• Excerpted data
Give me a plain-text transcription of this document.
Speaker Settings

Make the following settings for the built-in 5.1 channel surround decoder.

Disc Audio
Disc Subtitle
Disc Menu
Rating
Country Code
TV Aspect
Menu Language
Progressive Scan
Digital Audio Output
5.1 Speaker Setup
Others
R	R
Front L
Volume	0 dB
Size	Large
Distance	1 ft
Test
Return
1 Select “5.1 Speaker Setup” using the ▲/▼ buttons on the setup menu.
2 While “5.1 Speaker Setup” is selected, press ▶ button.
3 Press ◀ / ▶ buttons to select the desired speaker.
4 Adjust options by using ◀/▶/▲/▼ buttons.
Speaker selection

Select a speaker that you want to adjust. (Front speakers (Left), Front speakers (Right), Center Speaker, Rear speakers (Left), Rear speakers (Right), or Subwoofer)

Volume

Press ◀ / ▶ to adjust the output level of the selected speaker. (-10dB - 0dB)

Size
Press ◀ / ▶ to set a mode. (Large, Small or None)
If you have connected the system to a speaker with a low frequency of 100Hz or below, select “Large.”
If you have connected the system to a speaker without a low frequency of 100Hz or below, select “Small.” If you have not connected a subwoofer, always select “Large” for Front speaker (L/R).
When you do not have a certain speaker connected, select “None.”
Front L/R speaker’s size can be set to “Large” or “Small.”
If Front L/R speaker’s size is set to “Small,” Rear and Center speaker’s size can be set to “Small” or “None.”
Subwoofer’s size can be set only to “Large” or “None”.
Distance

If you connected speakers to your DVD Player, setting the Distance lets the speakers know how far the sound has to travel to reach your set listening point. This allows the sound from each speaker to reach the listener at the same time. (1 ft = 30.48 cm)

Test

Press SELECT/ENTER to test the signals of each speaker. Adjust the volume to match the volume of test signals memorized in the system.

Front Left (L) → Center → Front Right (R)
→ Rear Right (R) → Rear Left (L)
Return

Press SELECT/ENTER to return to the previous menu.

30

• Exercise
Reproduce the full listing word for word.

• Written solution
Give me a plain-text transcription of this document.
Speaker Settings

Make the following settings for the built-in 5.1 channel surround decoder.

Disc Audio
Disc Subtitle
Disc Menu
Rating
Country Code
TV Aspect
Menu Language
Progressive Scan
Digital Audio Output
5.1 Speaker Setup
Others
R	R
Front L
Volume	0 dB
Size	Large
Distance	1 ft
Test
Return
1 Select “5.1 Speaker Setup” using the ▲/▼ buttons on the setup menu.
2 While “5.1 Speaker Setup” is selected, press ▶ button.
3 Press ◀ / ▶ buttons to select the desired speaker.
4 Adjust options by using ◀/▶/▲/▼ buttons.
Speaker selection

Select a speaker that you want to adjust. (Front speakers (Left), Front speakers (Right), Center Speaker, Rear speakers (Left), Rear speakers (Right), or Subwoofer)

Volume

Press ◀ / ▶ to adjust the output level of the selected speaker. (-10dB - 0dB)

Size
Press ◀ / ▶ to set a mode. (Large, Small or None)
If you have connected the system to a speaker with a low frequency of 100Hz or below, select “Large.”
If you have connected the system to a speaker without a low frequency of 100Hz or below, select “Small.” If you have not connected a subwoofer, always select “Large” for Front speaker (L/R).
When you do not have a certain speaker connected, select “None.”
Front L/R speaker’s size can be set to “Large” or “Small.”
If Front L/R speaker’s size is set to “Small,” Rear and Center speaker’s size can be set to “Small” or “None.”
Subwoofer’s size can be set only to “Large” or “None”.
Distance

If you connected speakers to your DVD Player, setting the Distance lets the speakers know how far the sound has to travel to reach your set listening point. This allows the sound from each speaker to reach the listener at the same time. (1 ft = 30.48 cm)

Test

Press SELECT/ENTER to test the signals of each speaker. Adjust the volume to match the volume of test signals memorized in the system.

Front Left (L) → Center → Front Right (R)
→ Rear Right (R) → Rear Left (L)
Return

Press SELECT/ENTER to return to the previous menu.

30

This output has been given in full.